Task requirements: Output every record exactly and leave each picture out.

------------------------------------------------------------------------

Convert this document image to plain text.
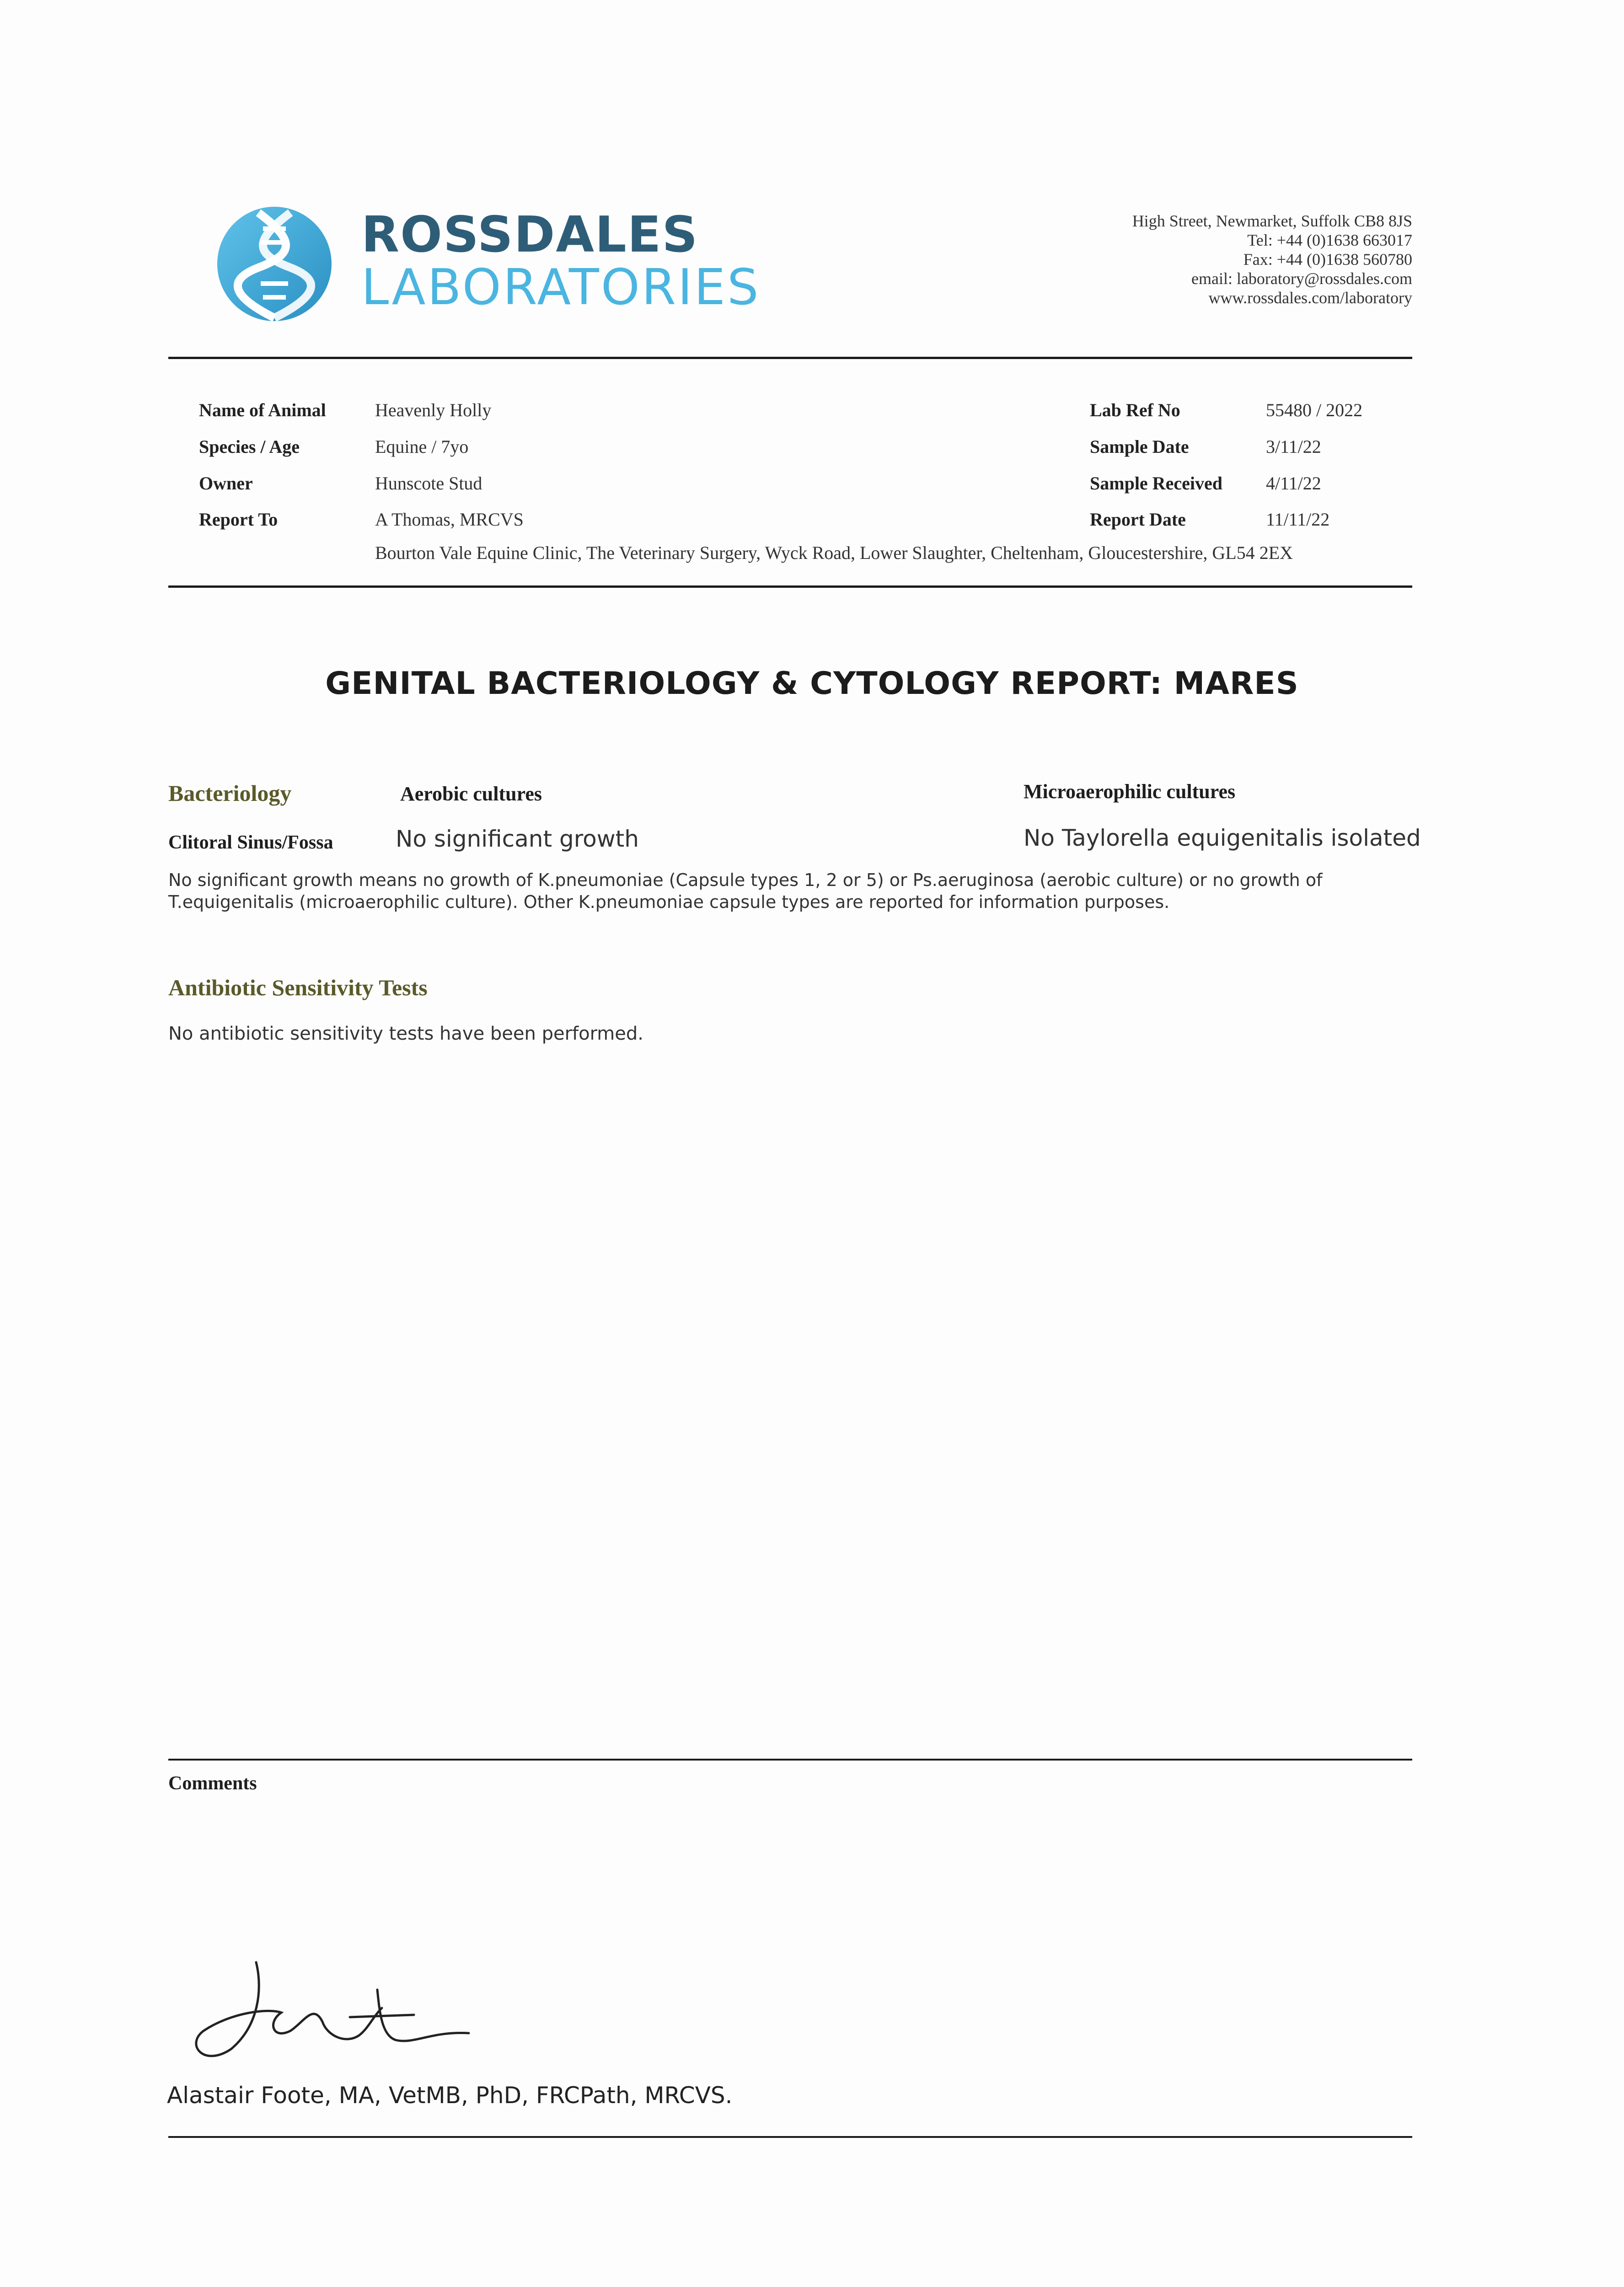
ROSSDALES
LABORATORIES
High Street, Newmarket, Suffolk CB8 8JS
Tel: +44 (0)1638 663017
Fax: +44 (0)1638 560780
email: laboratory@rossdales.com
www.rossdales.com/laboratory
Name of Animal	Heavenly Holly
Species / Age	Equine / 7yo
Owner	Hunscote Stud
Report To	A Thomas, MRCVS
Bourton Vale Equine Clinic, The Veterinary Surgery, Wyck Road, Lower Slaughter, Cheltenham, Gloucestershire, GL54 2EX
Lab Ref No	55480 / 2022
Sample Date	3/11/22
Sample Received 4/11/22
Report Date	11/11/22
GENITAL BACTERIOLOGY & CYTOLOGY REPORT: MARES
Bacteriology	Aerobic cultures	Microaerophilic cultures
Clitoral Sinus/Fossa	No significant growth	No Taylorella equigenitalis isolated
No significant growth means no growth of K.pneumoniae (Capsule types 1, 2 or 5) or Ps.aeruginosa (aerobic culture) or no growth of T.equigenitalis (microaerophilic culture). Other K.pneumoniae capsule types are reported for information purposes.
Antibiotic Sensitivity Tests
No antibiotic sensitivity tests have been performed.
Comments
Alastair Foote, MA, VetMB, PhD, FRCPath, MRCVS.
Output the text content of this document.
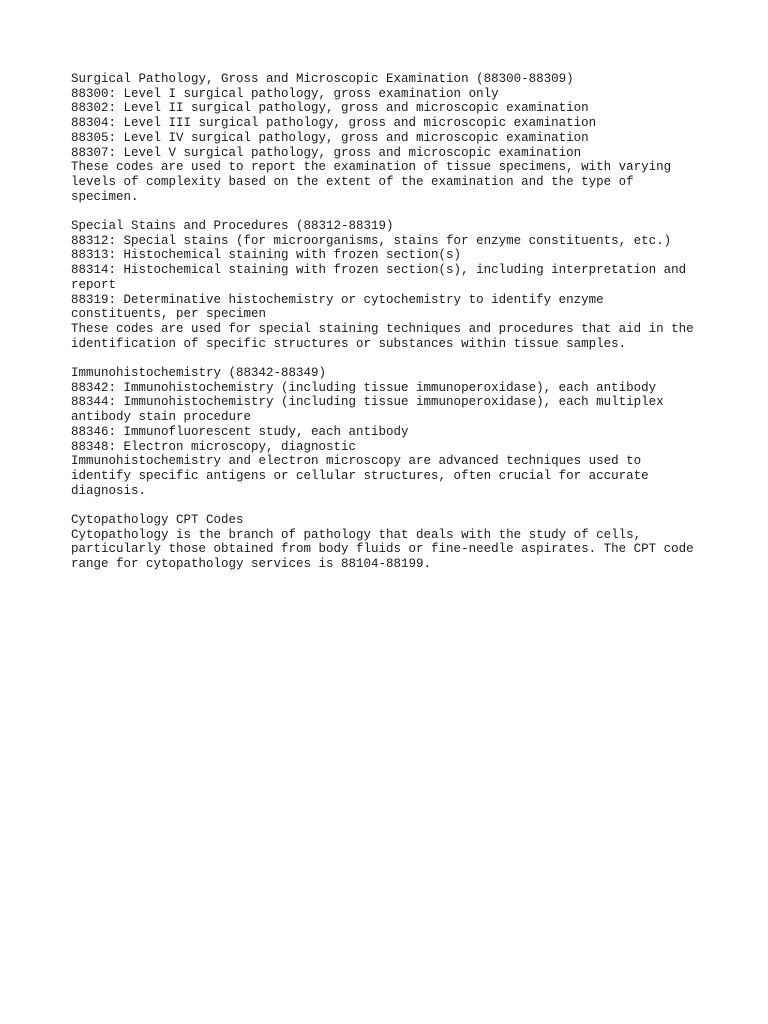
Surgical Pathology, Gross and Microscopic Examination (88300-88309)
88300: Level I surgical pathology, gross examination only
88302: Level II surgical pathology, gross and microscopic examination
88304: Level III surgical pathology, gross and microscopic examination
88305: Level IV surgical pathology, gross and microscopic examination
88307: Level V surgical pathology, gross and microscopic examination
These codes are used to report the examination of tissue specimens, with varying
levels of complexity based on the extent of the examination and the type of
specimen.
Special Stains and Procedures (88312-88319)
88312: Special stains (for microorganisms, stains for enzyme constituents, etc.)
88313: Histochemical staining with frozen section(s)
88314: Histochemical staining with frozen section(s), including interpretation and
report
88319: Determinative histochemistry or cytochemistry to identify enzyme
constituents, per specimen
These codes are used for special staining techniques and procedures that aid in the
identification of specific structures or substances within tissue samples.
Immunohistochemistry (88342-88349)
88342: Immunohistochemistry (including tissue immunoperoxidase), each antibody
88344: Immunohistochemistry (including tissue immunoperoxidase), each multiplex
antibody stain procedure
88346: Immunofluorescent study, each antibody
88348: Electron microscopy, diagnostic
Immunohistochemistry and electron microscopy are advanced techniques used to
identify specific antigens or cellular structures, often crucial for accurate
diagnosis.
Cytopathology CPT Codes
Cytopathology is the branch of pathology that deals with the study of cells,
particularly those obtained from body fluids or fine-needle aspirates. The CPT code
range for cytopathology services is 88104-88199.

------------------------------------------------------------------------

Solution to this problem:
Convert this document image to plain text.
ROSSDALES
LABORATORIES
High Street, Newmarket, Suffolk CB8 8JS
Tel: +44 (0)1638 663017
Fax: +44 (0)1638 560780
email: laboratory@rossdales.com
www.rossdales.com/laboratory
Name of Animal	Heavenly Holly
Species / Age	Equine / 7yo
Owner	Hunscote Stud
Report To	A Thomas, MRCVS
Bourton Vale Equine Clinic, The Veterinary Surgery, Wyck Road, Lower Slaughter, Cheltenham, Gloucestershire, GL54 2EX
Lab Ref No	55480 / 2022
Sample Date	3/11/22
Sample Received 4/11/22
Report Date	11/11/22
GENITAL BACTERIOLOGY & CYTOLOGY REPORT: MARES
Bacteriology	Aerobic cultures	Microaerophilic cultures
Clitoral Sinus/Fossa	No significant growth	No Taylorella equigenitalis isolated
No significant growth means no growth of K.pneumoniae (Capsule types 1, 2 or 5) or Ps.aeruginosa (aerobic culture) or no growth of T.equigenitalis (microaerophilic culture). Other K.pneumoniae capsule types are reported for information purposes.
Antibiotic Sensitivity Tests
No antibiotic sensitivity tests have been performed.
Comments
Alastair Foote, MA, VetMB, PhD, FRCPath, MRCVS.
Output the text content of this document.
Surgical Pathology, Gross and Microscopic Examination (88300-88309)
88300: Level I surgical pathology, gross examination only
88302: Level II surgical pathology, gross and microscopic examination
88304: Level III surgical pathology, gross and microscopic examination
88305: Level IV surgical pathology, gross and microscopic examination
88307: Level V surgical pathology, gross and microscopic examination
These codes are used to report the examination of tissue specimens, with varying
levels of complexity based on the extent of the examination and the type of
specimen.
Special Stains and Procedures (88312-88319)
88312: Special stains (for microorganisms, stains for enzyme constituents, etc.)
88313: Histochemical staining with frozen section(s)
88314: Histochemical staining with frozen section(s), including interpretation and
report
88319: Determinative histochemistry or cytochemistry to identify enzyme
constituents, per specimen
These codes are used for special staining techniques and procedures that aid in the
identification of specific structures or substances within tissue samples.
Immunohistochemistry (88342-88349)
88342: Immunohistochemistry (including tissue immunoperoxidase), each antibody
88344: Immunohistochemistry (including tissue immunoperoxidase), each multiplex
antibody stain procedure
88346: Immunofluorescent study, each antibody
88348: Electron microscopy, diagnostic
Immunohistochemistry and electron microscopy are advanced techniques used to
identify specific antigens or cellular structures, often crucial for accurate
diagnosis.
Cytopathology CPT Codes
Cytopathology is the branch of pathology that deals with the study of cells,
particularly those obtained from body fluids or fine-needle aspirates. The CPT code
range for cytopathology services is 88104-88199.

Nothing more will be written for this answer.